Exercise: Return the material word for word. Do not include the pictures.

Collected data entries:
════

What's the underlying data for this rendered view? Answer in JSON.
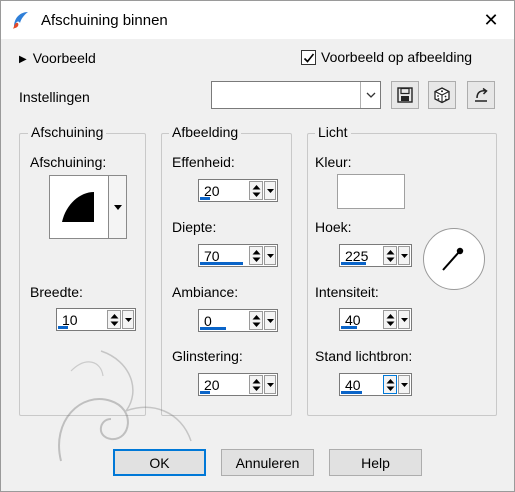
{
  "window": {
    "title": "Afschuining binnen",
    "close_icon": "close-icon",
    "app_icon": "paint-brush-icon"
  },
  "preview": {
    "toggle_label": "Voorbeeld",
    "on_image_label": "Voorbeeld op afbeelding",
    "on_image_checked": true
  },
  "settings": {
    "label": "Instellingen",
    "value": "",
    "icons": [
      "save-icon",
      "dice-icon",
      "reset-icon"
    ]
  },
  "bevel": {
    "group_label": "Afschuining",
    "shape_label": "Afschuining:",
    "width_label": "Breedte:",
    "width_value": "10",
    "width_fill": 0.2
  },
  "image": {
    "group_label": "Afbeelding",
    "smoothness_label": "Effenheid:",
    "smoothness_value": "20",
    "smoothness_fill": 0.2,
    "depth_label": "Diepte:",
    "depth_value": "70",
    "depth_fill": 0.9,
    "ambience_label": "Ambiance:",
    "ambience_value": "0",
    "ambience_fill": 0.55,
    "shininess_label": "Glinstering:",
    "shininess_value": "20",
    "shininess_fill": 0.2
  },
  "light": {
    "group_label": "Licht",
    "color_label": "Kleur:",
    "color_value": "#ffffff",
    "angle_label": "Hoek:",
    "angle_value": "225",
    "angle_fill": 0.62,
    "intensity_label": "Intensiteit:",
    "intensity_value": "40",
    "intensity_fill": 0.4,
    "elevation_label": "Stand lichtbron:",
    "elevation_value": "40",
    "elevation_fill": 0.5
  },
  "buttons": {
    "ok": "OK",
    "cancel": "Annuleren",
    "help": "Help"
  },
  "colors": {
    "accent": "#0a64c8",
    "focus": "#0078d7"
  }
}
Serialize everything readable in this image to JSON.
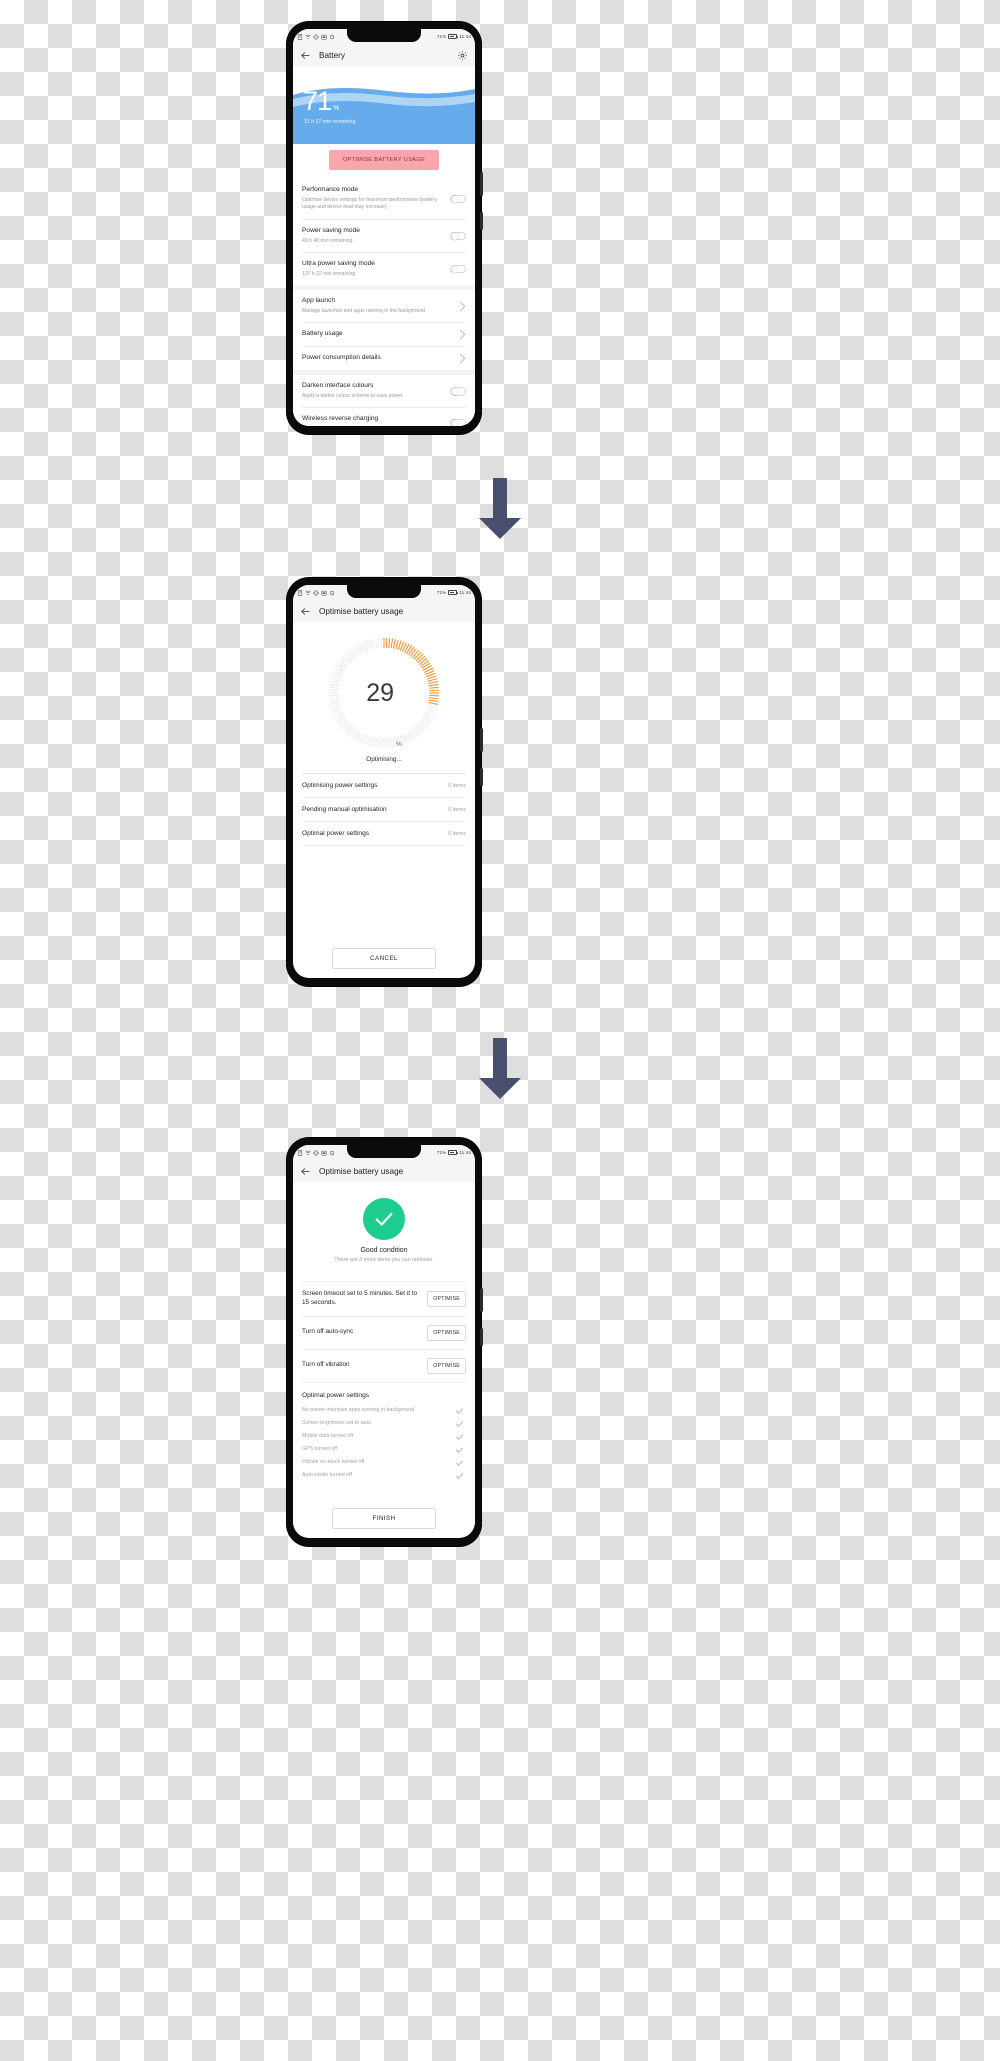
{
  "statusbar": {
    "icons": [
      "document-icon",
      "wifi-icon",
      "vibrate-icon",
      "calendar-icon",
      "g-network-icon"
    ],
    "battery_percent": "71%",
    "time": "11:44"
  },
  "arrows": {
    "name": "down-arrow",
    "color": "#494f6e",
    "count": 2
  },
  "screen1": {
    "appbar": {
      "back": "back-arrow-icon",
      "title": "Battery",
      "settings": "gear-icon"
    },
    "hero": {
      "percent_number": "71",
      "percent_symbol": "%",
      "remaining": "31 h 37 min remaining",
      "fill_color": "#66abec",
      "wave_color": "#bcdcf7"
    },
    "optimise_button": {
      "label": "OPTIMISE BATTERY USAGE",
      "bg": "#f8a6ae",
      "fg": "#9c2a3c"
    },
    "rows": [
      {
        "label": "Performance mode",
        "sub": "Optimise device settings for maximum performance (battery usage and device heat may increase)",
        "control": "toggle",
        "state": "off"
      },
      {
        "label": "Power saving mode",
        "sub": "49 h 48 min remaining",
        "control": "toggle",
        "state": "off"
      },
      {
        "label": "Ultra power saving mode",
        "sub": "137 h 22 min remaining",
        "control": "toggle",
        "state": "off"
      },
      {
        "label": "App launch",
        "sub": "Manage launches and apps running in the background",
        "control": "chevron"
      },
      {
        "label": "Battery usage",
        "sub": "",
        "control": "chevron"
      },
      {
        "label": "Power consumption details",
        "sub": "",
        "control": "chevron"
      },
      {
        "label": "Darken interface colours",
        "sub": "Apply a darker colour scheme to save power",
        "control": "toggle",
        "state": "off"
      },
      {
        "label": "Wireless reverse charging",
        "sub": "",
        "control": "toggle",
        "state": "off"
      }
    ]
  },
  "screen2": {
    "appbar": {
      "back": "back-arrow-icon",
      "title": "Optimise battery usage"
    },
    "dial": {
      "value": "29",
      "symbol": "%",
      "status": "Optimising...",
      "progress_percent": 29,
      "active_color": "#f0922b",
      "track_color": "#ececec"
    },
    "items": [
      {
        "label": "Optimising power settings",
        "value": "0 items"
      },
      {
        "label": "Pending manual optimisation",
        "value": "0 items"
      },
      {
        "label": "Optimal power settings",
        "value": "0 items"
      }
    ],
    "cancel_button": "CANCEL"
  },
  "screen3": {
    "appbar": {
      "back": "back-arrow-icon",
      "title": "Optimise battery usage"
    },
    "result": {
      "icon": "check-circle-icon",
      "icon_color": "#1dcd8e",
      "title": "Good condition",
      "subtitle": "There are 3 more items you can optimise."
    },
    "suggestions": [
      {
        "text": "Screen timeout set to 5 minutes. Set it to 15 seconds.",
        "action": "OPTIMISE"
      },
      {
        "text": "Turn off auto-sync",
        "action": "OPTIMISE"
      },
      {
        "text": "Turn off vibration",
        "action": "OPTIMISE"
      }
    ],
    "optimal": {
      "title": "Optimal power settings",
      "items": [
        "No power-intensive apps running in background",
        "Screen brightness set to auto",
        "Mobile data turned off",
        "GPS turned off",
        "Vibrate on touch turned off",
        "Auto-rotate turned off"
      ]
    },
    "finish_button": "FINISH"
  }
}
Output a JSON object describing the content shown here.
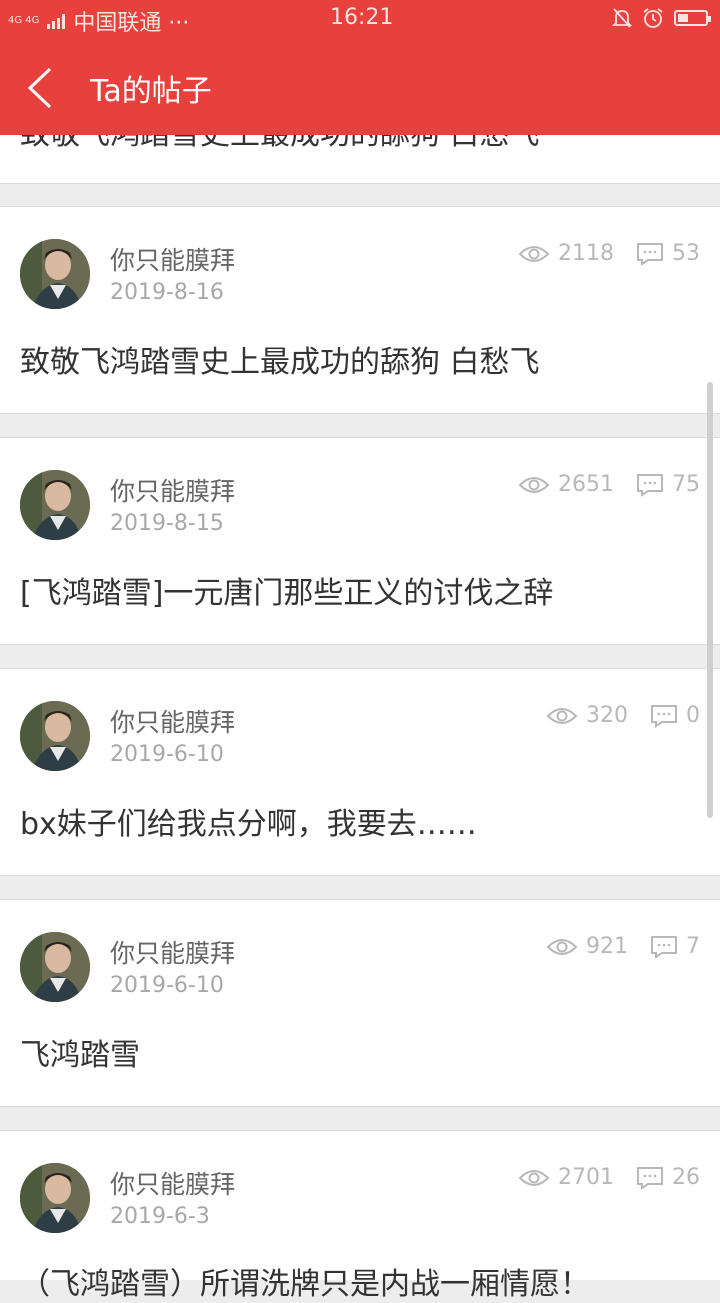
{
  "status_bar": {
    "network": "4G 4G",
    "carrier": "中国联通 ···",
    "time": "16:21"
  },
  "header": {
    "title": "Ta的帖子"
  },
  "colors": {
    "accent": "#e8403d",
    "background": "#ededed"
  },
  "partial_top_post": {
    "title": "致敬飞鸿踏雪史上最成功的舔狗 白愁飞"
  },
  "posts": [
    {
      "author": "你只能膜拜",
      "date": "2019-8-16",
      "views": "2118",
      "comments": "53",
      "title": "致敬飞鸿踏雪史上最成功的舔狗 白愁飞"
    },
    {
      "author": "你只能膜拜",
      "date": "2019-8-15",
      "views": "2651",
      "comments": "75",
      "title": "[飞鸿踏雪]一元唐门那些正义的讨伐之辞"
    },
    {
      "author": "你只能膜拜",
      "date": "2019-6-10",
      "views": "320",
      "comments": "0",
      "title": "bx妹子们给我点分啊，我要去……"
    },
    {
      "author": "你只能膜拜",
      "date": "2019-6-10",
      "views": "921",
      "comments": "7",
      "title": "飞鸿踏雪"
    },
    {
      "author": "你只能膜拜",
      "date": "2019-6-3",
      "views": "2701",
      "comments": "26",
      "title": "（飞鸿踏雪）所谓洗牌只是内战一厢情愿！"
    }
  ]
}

════

In response:
What's the underlying data for this rendered view? Answer in JSON.
{
  "window": {
    "title": "Afschuining binnen",
    "close_icon": "close-icon",
    "app_icon": "paint-brush-icon"
  },
  "preview": {
    "toggle_label": "Voorbeeld",
    "on_image_label": "Voorbeeld op afbeelding",
    "on_image_checked": true
  },
  "settings": {
    "label": "Instellingen",
    "value": "",
    "icons": [
      "save-icon",
      "dice-icon",
      "reset-icon"
    ]
  },
  "bevel": {
    "group_label": "Afschuining",
    "shape_label": "Afschuining:",
    "width_label": "Breedte:",
    "width_value": "10",
    "width_fill": 0.2
  },
  "image": {
    "group_label": "Afbeelding",
    "smoothness_label": "Effenheid:",
    "smoothness_value": "20",
    "smoothness_fill": 0.2,
    "depth_label": "Diepte:",
    "depth_value": "70",
    "depth_fill": 0.9,
    "ambience_label": "Ambiance:",
    "ambience_value": "0",
    "ambience_fill": 0.55,
    "shininess_label": "Glinstering:",
    "shininess_value": "20",
    "shininess_fill": 0.2
  },
  "light": {
    "group_label": "Licht",
    "color_label": "Kleur:",
    "color_value": "#ffffff",
    "angle_label": "Hoek:",
    "angle_value": "225",
    "angle_fill": 0.62,
    "intensity_label": "Intensiteit:",
    "intensity_value": "40",
    "intensity_fill": 0.4,
    "elevation_label": "Stand lichtbron:",
    "elevation_value": "40",
    "elevation_fill": 0.5
  },
  "buttons": {
    "ok": "OK",
    "cancel": "Annuleren",
    "help": "Help"
  },
  "colors": {
    "accent": "#0a64c8",
    "focus": "#0078d7"
  }
}
Serialize everything readable in this image to JSON.
{
  "statusbar": {
    "icons": [
      "document-icon",
      "wifi-icon",
      "vibrate-icon",
      "calendar-icon",
      "g-network-icon"
    ],
    "battery_percent": "71%",
    "time": "11:44"
  },
  "arrows": {
    "name": "down-arrow",
    "color": "#494f6e",
    "count": 2
  },
  "screen1": {
    "appbar": {
      "back": "back-arrow-icon",
      "title": "Battery",
      "settings": "gear-icon"
    },
    "hero": {
      "percent_number": "71",
      "percent_symbol": "%",
      "remaining": "31 h 37 min remaining",
      "fill_color": "#66abec",
      "wave_color": "#bcdcf7"
    },
    "optimise_button": {
      "label": "OPTIMISE BATTERY USAGE",
      "bg": "#f8a6ae",
      "fg": "#9c2a3c"
    },
    "rows": [
      {
        "label": "Performance mode",
        "sub": "Optimise device settings for maximum performance (battery usage and device heat may increase)",
        "control": "toggle",
        "state": "off"
      },
      {
        "label": "Power saving mode",
        "sub": "49 h 48 min remaining",
        "control": "toggle",
        "state": "off"
      },
      {
        "label": "Ultra power saving mode",
        "sub": "137 h 22 min remaining",
        "control": "toggle",
        "state": "off"
      },
      {
        "label": "App launch",
        "sub": "Manage launches and apps running in the background",
        "control": "chevron"
      },
      {
        "label": "Battery usage",
        "sub": "",
        "control": "chevron"
      },
      {
        "label": "Power consumption details",
        "sub": "",
        "control": "chevron"
      },
      {
        "label": "Darken interface colours",
        "sub": "Apply a darker colour scheme to save power",
        "control": "toggle",
        "state": "off"
      },
      {
        "label": "Wireless reverse charging",
        "sub": "",
        "control": "toggle",
        "state": "off"
      }
    ]
  },
  "screen2": {
    "appbar": {
      "back": "back-arrow-icon",
      "title": "Optimise battery usage"
    },
    "dial": {
      "value": "29",
      "symbol": "%",
      "status": "Optimising...",
      "progress_percent": 29,
      "active_color": "#f0922b",
      "track_color": "#ececec"
    },
    "items": [
      {
        "label": "Optimising power settings",
        "value": "0 items"
      },
      {
        "label": "Pending manual optimisation",
        "value": "0 items"
      },
      {
        "label": "Optimal power settings",
        "value": "0 items"
      }
    ],
    "cancel_button": "CANCEL"
  },
  "screen3": {
    "appbar": {
      "back": "back-arrow-icon",
      "title": "Optimise battery usage"
    },
    "result": {
      "icon": "check-circle-icon",
      "icon_color": "#1dcd8e",
      "title": "Good condition",
      "subtitle": "There are 3 more items you can optimise."
    },
    "suggestions": [
      {
        "text": "Screen timeout set to 5 minutes. Set it to 15 seconds.",
        "action": "OPTIMISE"
      },
      {
        "text": "Turn off auto-sync",
        "action": "OPTIMISE"
      },
      {
        "text": "Turn off vibration",
        "action": "OPTIMISE"
      }
    ],
    "optimal": {
      "title": "Optimal power settings",
      "items": [
        "No power-intensive apps running in background",
        "Screen brightness set to auto",
        "Mobile data turned off",
        "GPS turned off",
        "Vibrate on touch turned off",
        "Auto-rotate turned off"
      ]
    },
    "finish_button": "FINISH"
  }
}
Output a JSON object describing the content shown here.
{
  "status_bar": {
    "network": "4G 4G",
    "carrier": "中国联通 ···",
    "time": "16:21"
  },
  "header": {
    "title": "Ta的帖子"
  },
  "colors": {
    "accent": "#e8403d",
    "background": "#ededed"
  },
  "partial_top_post": {
    "title": "致敬飞鸿踏雪史上最成功的舔狗 白愁飞"
  },
  "posts": [
    {
      "author": "你只能膜拜",
      "date": "2019-8-16",
      "views": "2118",
      "comments": "53",
      "title": "致敬飞鸿踏雪史上最成功的舔狗 白愁飞"
    },
    {
      "author": "你只能膜拜",
      "date": "2019-8-15",
      "views": "2651",
      "comments": "75",
      "title": "[飞鸿踏雪]一元唐门那些正义的讨伐之辞"
    },
    {
      "author": "你只能膜拜",
      "date": "2019-6-10",
      "views": "320",
      "comments": "0",
      "title": "bx妹子们给我点分啊，我要去……"
    },
    {
      "author": "你只能膜拜",
      "date": "2019-6-10",
      "views": "921",
      "comments": "7",
      "title": "飞鸿踏雪"
    },
    {
      "author": "你只能膜拜",
      "date": "2019-6-3",
      "views": "2701",
      "comments": "26",
      "title": "（飞鸿踏雪）所谓洗牌只是内战一厢情愿！"
    }
  ]
}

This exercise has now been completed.